_Job_:
Write the listing out again, all of it, word for word.

_Dataset entries on figures_:
————————
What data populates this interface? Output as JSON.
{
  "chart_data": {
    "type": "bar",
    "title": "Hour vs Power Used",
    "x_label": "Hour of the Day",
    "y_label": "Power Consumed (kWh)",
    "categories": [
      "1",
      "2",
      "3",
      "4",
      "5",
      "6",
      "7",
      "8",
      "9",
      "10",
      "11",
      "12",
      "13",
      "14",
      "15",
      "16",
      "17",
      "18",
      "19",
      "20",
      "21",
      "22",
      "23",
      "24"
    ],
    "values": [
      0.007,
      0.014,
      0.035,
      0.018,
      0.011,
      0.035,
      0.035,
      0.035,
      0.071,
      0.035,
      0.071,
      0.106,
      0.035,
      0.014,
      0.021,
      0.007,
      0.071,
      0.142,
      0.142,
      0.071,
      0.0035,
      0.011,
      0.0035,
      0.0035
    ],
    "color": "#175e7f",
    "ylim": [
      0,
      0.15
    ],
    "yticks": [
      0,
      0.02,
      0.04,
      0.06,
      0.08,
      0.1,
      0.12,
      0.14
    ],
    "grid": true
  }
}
————————
_Output of the exercise_:
What data populates this interface? Output as JSON.
{
  "chart_data": {
    "type": "bar",
    "title": "Hour vs Power Used",
    "x_label": "Hour of the Day",
    "y_label": "Power Consumed (kWh)",
    "categories": [
      "1",
      "2",
      "3",
      "4",
      "5",
      "6",
      "7",
      "8",
      "9",
      "10",
      "11",
      "12",
      "13",
      "14",
      "15",
      "16",
      "17",
      "18",
      "19",
      "20",
      "21",
      "22",
      "23",
      "24"
    ],
    "values": [
      0.007,
      0.014,
      0.035,
      0.018,
      0.011,
      0.035,
      0.035,
      0.035,
      0.071,
      0.035,
      0.071,
      0.106,
      0.035,
      0.014,
      0.021,
      0.007,
      0.071,
      0.142,
      0.142,
      0.071,
      0.0035,
      0.011,
      0.0035,
      0.0035
    ],
    "color": "#175e7f",
    "ylim": [
      0,
      0.15
    ],
    "yticks": [
      0,
      0.02,
      0.04,
      0.06,
      0.08,
      0.1,
      0.12,
      0.14
    ],
    "grid": true
  }
}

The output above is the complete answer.